**Data supplied**.
____

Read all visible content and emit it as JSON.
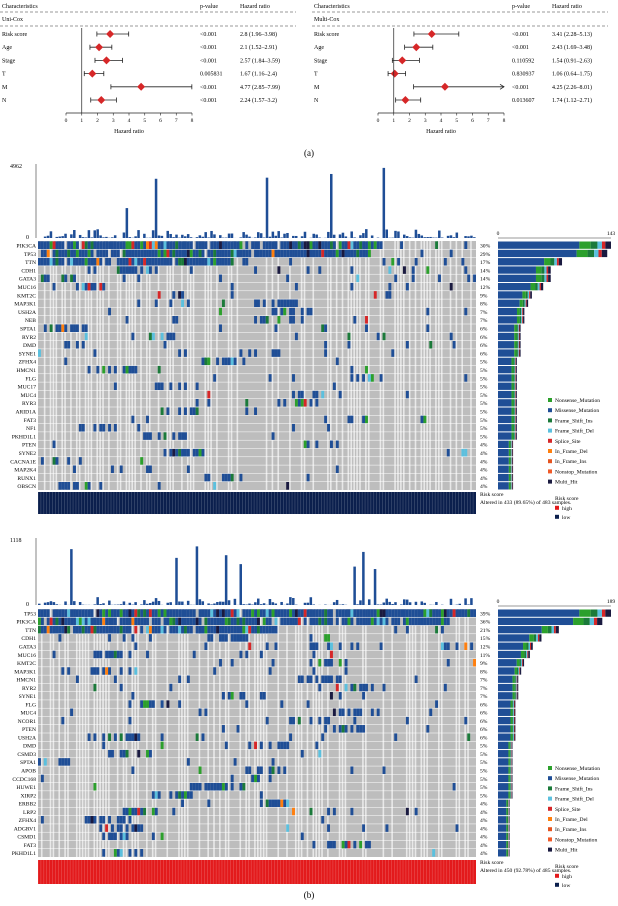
{
  "panel_labels": {
    "a": "(a)",
    "b": "(b)"
  },
  "chart_data": [
    {
      "type": "forest",
      "panel": "a-left",
      "title": "Uni-Cox",
      "header": {
        "characteristics": "Characteristics",
        "pvalue": "p-value",
        "hazard": "Hazard ratio"
      },
      "xlabel": "Hazard ratio",
      "xlim": [
        0,
        8
      ],
      "xticks": [
        0,
        1,
        2,
        3,
        4,
        5,
        6,
        7,
        8
      ],
      "reference_line": 1,
      "color": "#d62728",
      "rows": [
        {
          "label": "Risk score",
          "p": "<0.001",
          "hr_text": "2.8 (1.96–3.98)",
          "hr": 2.8,
          "lo": 1.96,
          "hi": 3.98
        },
        {
          "label": "Age",
          "p": "<0.001",
          "hr_text": "2.1 (1.52–2.91)",
          "hr": 2.1,
          "lo": 1.52,
          "hi": 2.91
        },
        {
          "label": "Stage",
          "p": "<0.001",
          "hr_text": "2.57 (1.84–3.59)",
          "hr": 2.57,
          "lo": 1.84,
          "hi": 3.59
        },
        {
          "label": "T",
          "p": "0.005831",
          "hr_text": "1.67 (1.16–2.4)",
          "hr": 1.67,
          "lo": 1.16,
          "hi": 2.4
        },
        {
          "label": "M",
          "p": "<0.001",
          "hr_text": "4.77 (2.85–7.99)",
          "hr": 4.77,
          "lo": 2.85,
          "hi": 7.99
        },
        {
          "label": "N",
          "p": "<0.001",
          "hr_text": "2.24 (1.57–3.2)",
          "hr": 2.24,
          "lo": 1.57,
          "hi": 3.2
        }
      ]
    },
    {
      "type": "forest",
      "panel": "a-right",
      "title": "Multi-Cox",
      "header": {
        "characteristics": "Characteristics",
        "pvalue": "p-value",
        "hazard": "Hazard ratio"
      },
      "xlabel": "Hazard ratio",
      "xlim": [
        0,
        8
      ],
      "xticks": [
        0,
        1,
        2,
        3,
        4,
        5,
        6,
        7,
        8
      ],
      "reference_line": 1,
      "color": "#d62728",
      "rows": [
        {
          "label": "Risk score",
          "p": "<0.001",
          "hr_text": "3.41 (2.28–5.13)",
          "hr": 3.41,
          "lo": 2.28,
          "hi": 5.13
        },
        {
          "label": "Age",
          "p": "<0.001",
          "hr_text": "2.43 (1.69–3.48)",
          "hr": 2.43,
          "lo": 1.69,
          "hi": 3.48
        },
        {
          "label": "Stage",
          "p": "0.110592",
          "hr_text": "1.54 (0.91–2.63)",
          "hr": 1.54,
          "lo": 0.91,
          "hi": 2.63
        },
        {
          "label": "T",
          "p": "0.830937",
          "hr_text": "1.06 (0.64–1.75)",
          "hr": 1.06,
          "lo": 0.64,
          "hi": 1.75
        },
        {
          "label": "M",
          "p": "<0.001",
          "hr_text": "4.25 (2.26–8.01)",
          "hr": 4.25,
          "lo": 2.26,
          "hi": 8.01
        },
        {
          "label": "N",
          "p": "0.013607",
          "hr_text": "1.74 (1.12–2.71)",
          "hr": 1.74,
          "lo": 1.12,
          "hi": 2.71
        }
      ]
    },
    {
      "type": "heatmap",
      "subtype": "oncoplot",
      "panel": "b-top",
      "tmb_max": 4962,
      "bar_axis_ticks": [
        0,
        143
      ],
      "genes": [
        "PIK3CA",
        "TP53",
        "TTN",
        "CDH1",
        "GATA3",
        "MUC16",
        "KMT2C",
        "MAP3K1",
        "USH2A",
        "NEB",
        "SPTA1",
        "RYR2",
        "DMD",
        "SYNE1",
        "ZFHX4",
        "HMCN1",
        "FLG",
        "MUC17",
        "MUC4",
        "RYR3",
        "ARID1A",
        "FAT3",
        "NF1",
        "PKHD1L1",
        "PTEN",
        "SYNE2",
        "CACNA1E",
        "MAP2K4",
        "RUNX1",
        "OBSCN"
      ],
      "percentages": [
        "30%",
        "29%",
        "17%",
        "14%",
        "14%",
        "12%",
        "9%",
        "8%",
        "7%",
        "7%",
        "6%",
        "6%",
        "6%",
        "6%",
        "5%",
        "5%",
        "5%",
        "5%",
        "5%",
        "5%",
        "5%",
        "5%",
        "5%",
        "5%",
        "4%",
        "4%",
        "4%",
        "4%",
        "4%",
        "4%"
      ],
      "risk_label": "Risk score",
      "risk_group": "low",
      "altered_text": "Altered in 433 (89.65%) of 483 samples."
    },
    {
      "type": "heatmap",
      "subtype": "oncoplot",
      "panel": "b-bottom",
      "tmb_max": 1118,
      "bar_axis_ticks": [
        0,
        189
      ],
      "genes": [
        "TP53",
        "PIK3CA",
        "TTN",
        "CDH1",
        "GATA3",
        "MUC16",
        "KMT2C",
        "MAP3K1",
        "HMCN1",
        "RYR2",
        "SYNE1",
        "FLG",
        "MUC4",
        "NCOR1",
        "PTEN",
        "USH2A",
        "DMD",
        "CSMD3",
        "SPTA1",
        "APOB",
        "CCDC168",
        "HUWE1",
        "XIRP2",
        "ERBB2",
        "LRP2",
        "ZFHX4",
        "ADGRV1",
        "CSMD1",
        "FAT3",
        "PKHD1L1"
      ],
      "percentages": [
        "39%",
        "36%",
        "21%",
        "15%",
        "12%",
        "11%",
        "9%",
        "8%",
        "7%",
        "7%",
        "7%",
        "6%",
        "6%",
        "6%",
        "6%",
        "6%",
        "5%",
        "5%",
        "5%",
        "5%",
        "5%",
        "5%",
        "5%",
        "4%",
        "4%",
        "4%",
        "4%",
        "4%",
        "4%",
        "4%"
      ],
      "risk_label": "Risk score",
      "risk_group": "high",
      "altered_text": "Altered in 450 (92.78%) of 485 samples."
    }
  ],
  "legend": {
    "variants": [
      {
        "name": "Nonsense_Mutation",
        "color": "#2ca02c"
      },
      {
        "name": "Missense_Mutation",
        "color": "#1f4e96"
      },
      {
        "name": "Frame_Shift_Ins",
        "color": "#1b7a3a"
      },
      {
        "name": "Frame_Shift_Del",
        "color": "#5bc0de"
      },
      {
        "name": "Splice_Site",
        "color": "#d62728"
      },
      {
        "name": "In_Frame_Del",
        "color": "#ff7f0e"
      },
      {
        "name": "In_Frame_Ins",
        "color": "#e5541f"
      },
      {
        "name": "Nonstop_Mutation",
        "color": "#f05a28"
      },
      {
        "name": "Multi_Hit",
        "color": "#1a1a40"
      }
    ],
    "risk_title": "Risk score",
    "risk_levels": [
      {
        "name": "high",
        "color": "#e31a1c"
      },
      {
        "name": "low",
        "color": "#0b1f4d"
      }
    ]
  }
}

____

**Task brief**. Exclude the pictures and print the rest of the data exactly.

**Problem solution**.
Read all visible content and emit it as JSON.
{
  "panel_labels": {
    "a": "(a)",
    "b": "(b)"
  },
  "chart_data": [
    {
      "type": "forest",
      "panel": "a-left",
      "title": "Uni-Cox",
      "header": {
        "characteristics": "Characteristics",
        "pvalue": "p-value",
        "hazard": "Hazard ratio"
      },
      "xlabel": "Hazard ratio",
      "xlim": [
        0,
        8
      ],
      "xticks": [
        0,
        1,
        2,
        3,
        4,
        5,
        6,
        7,
        8
      ],
      "reference_line": 1,
      "color": "#d62728",
      "rows": [
        {
          "label": "Risk score",
          "p": "<0.001",
          "hr_text": "2.8 (1.96–3.98)",
          "hr": 2.8,
          "lo": 1.96,
          "hi": 3.98
        },
        {
          "label": "Age",
          "p": "<0.001",
          "hr_text": "2.1 (1.52–2.91)",
          "hr": 2.1,
          "lo": 1.52,
          "hi": 2.91
        },
        {
          "label": "Stage",
          "p": "<0.001",
          "hr_text": "2.57 (1.84–3.59)",
          "hr": 2.57,
          "lo": 1.84,
          "hi": 3.59
        },
        {
          "label": "T",
          "p": "0.005831",
          "hr_text": "1.67 (1.16–2.4)",
          "hr": 1.67,
          "lo": 1.16,
          "hi": 2.4
        },
        {
          "label": "M",
          "p": "<0.001",
          "hr_text": "4.77 (2.85–7.99)",
          "hr": 4.77,
          "lo": 2.85,
          "hi": 7.99
        },
        {
          "label": "N",
          "p": "<0.001",
          "hr_text": "2.24 (1.57–3.2)",
          "hr": 2.24,
          "lo": 1.57,
          "hi": 3.2
        }
      ]
    },
    {
      "type": "forest",
      "panel": "a-right",
      "title": "Multi-Cox",
      "header": {
        "characteristics": "Characteristics",
        "pvalue": "p-value",
        "hazard": "Hazard ratio"
      },
      "xlabel": "Hazard ratio",
      "xlim": [
        0,
        8
      ],
      "xticks": [
        0,
        1,
        2,
        3,
        4,
        5,
        6,
        7,
        8
      ],
      "reference_line": 1,
      "color": "#d62728",
      "rows": [
        {
          "label": "Risk score",
          "p": "<0.001",
          "hr_text": "3.41 (2.28–5.13)",
          "hr": 3.41,
          "lo": 2.28,
          "hi": 5.13
        },
        {
          "label": "Age",
          "p": "<0.001",
          "hr_text": "2.43 (1.69–3.48)",
          "hr": 2.43,
          "lo": 1.69,
          "hi": 3.48
        },
        {
          "label": "Stage",
          "p": "0.110592",
          "hr_text": "1.54 (0.91–2.63)",
          "hr": 1.54,
          "lo": 0.91,
          "hi": 2.63
        },
        {
          "label": "T",
          "p": "0.830937",
          "hr_text": "1.06 (0.64–1.75)",
          "hr": 1.06,
          "lo": 0.64,
          "hi": 1.75
        },
        {
          "label": "M",
          "p": "<0.001",
          "hr_text": "4.25 (2.26–8.01)",
          "hr": 4.25,
          "lo": 2.26,
          "hi": 8.01
        },
        {
          "label": "N",
          "p": "0.013607",
          "hr_text": "1.74 (1.12–2.71)",
          "hr": 1.74,
          "lo": 1.12,
          "hi": 2.71
        }
      ]
    },
    {
      "type": "heatmap",
      "subtype": "oncoplot",
      "panel": "b-top",
      "tmb_max": 4962,
      "bar_axis_ticks": [
        0,
        143
      ],
      "genes": [
        "PIK3CA",
        "TP53",
        "TTN",
        "CDH1",
        "GATA3",
        "MUC16",
        "KMT2C",
        "MAP3K1",
        "USH2A",
        "NEB",
        "SPTA1",
        "RYR2",
        "DMD",
        "SYNE1",
        "ZFHX4",
        "HMCN1",
        "FLG",
        "MUC17",
        "MUC4",
        "RYR3",
        "ARID1A",
        "FAT3",
        "NF1",
        "PKHD1L1",
        "PTEN",
        "SYNE2",
        "CACNA1E",
        "MAP2K4",
        "RUNX1",
        "OBSCN"
      ],
      "percentages": [
        "30%",
        "29%",
        "17%",
        "14%",
        "14%",
        "12%",
        "9%",
        "8%",
        "7%",
        "7%",
        "6%",
        "6%",
        "6%",
        "6%",
        "5%",
        "5%",
        "5%",
        "5%",
        "5%",
        "5%",
        "5%",
        "5%",
        "5%",
        "5%",
        "4%",
        "4%",
        "4%",
        "4%",
        "4%",
        "4%"
      ],
      "risk_label": "Risk score",
      "risk_group": "low",
      "altered_text": "Altered in 433 (89.65%) of 483 samples."
    },
    {
      "type": "heatmap",
      "subtype": "oncoplot",
      "panel": "b-bottom",
      "tmb_max": 1118,
      "bar_axis_ticks": [
        0,
        189
      ],
      "genes": [
        "TP53",
        "PIK3CA",
        "TTN",
        "CDH1",
        "GATA3",
        "MUC16",
        "KMT2C",
        "MAP3K1",
        "HMCN1",
        "RYR2",
        "SYNE1",
        "FLG",
        "MUC4",
        "NCOR1",
        "PTEN",
        "USH2A",
        "DMD",
        "CSMD3",
        "SPTA1",
        "APOB",
        "CCDC168",
        "HUWE1",
        "XIRP2",
        "ERBB2",
        "LRP2",
        "ZFHX4",
        "ADGRV1",
        "CSMD1",
        "FAT3",
        "PKHD1L1"
      ],
      "percentages": [
        "39%",
        "36%",
        "21%",
        "15%",
        "12%",
        "11%",
        "9%",
        "8%",
        "7%",
        "7%",
        "7%",
        "6%",
        "6%",
        "6%",
        "6%",
        "6%",
        "5%",
        "5%",
        "5%",
        "5%",
        "5%",
        "5%",
        "5%",
        "4%",
        "4%",
        "4%",
        "4%",
        "4%",
        "4%",
        "4%"
      ],
      "risk_label": "Risk score",
      "risk_group": "high",
      "altered_text": "Altered in 450 (92.78%) of 485 samples."
    }
  ],
  "legend": {
    "variants": [
      {
        "name": "Nonsense_Mutation",
        "color": "#2ca02c"
      },
      {
        "name": "Missense_Mutation",
        "color": "#1f4e96"
      },
      {
        "name": "Frame_Shift_Ins",
        "color": "#1b7a3a"
      },
      {
        "name": "Frame_Shift_Del",
        "color": "#5bc0de"
      },
      {
        "name": "Splice_Site",
        "color": "#d62728"
      },
      {
        "name": "In_Frame_Del",
        "color": "#ff7f0e"
      },
      {
        "name": "In_Frame_Ins",
        "color": "#e5541f"
      },
      {
        "name": "Nonstop_Mutation",
        "color": "#f05a28"
      },
      {
        "name": "Multi_Hit",
        "color": "#1a1a40"
      }
    ],
    "risk_title": "Risk score",
    "risk_levels": [
      {
        "name": "high",
        "color": "#e31a1c"
      },
      {
        "name": "low",
        "color": "#0b1f4d"
      }
    ]
  }
}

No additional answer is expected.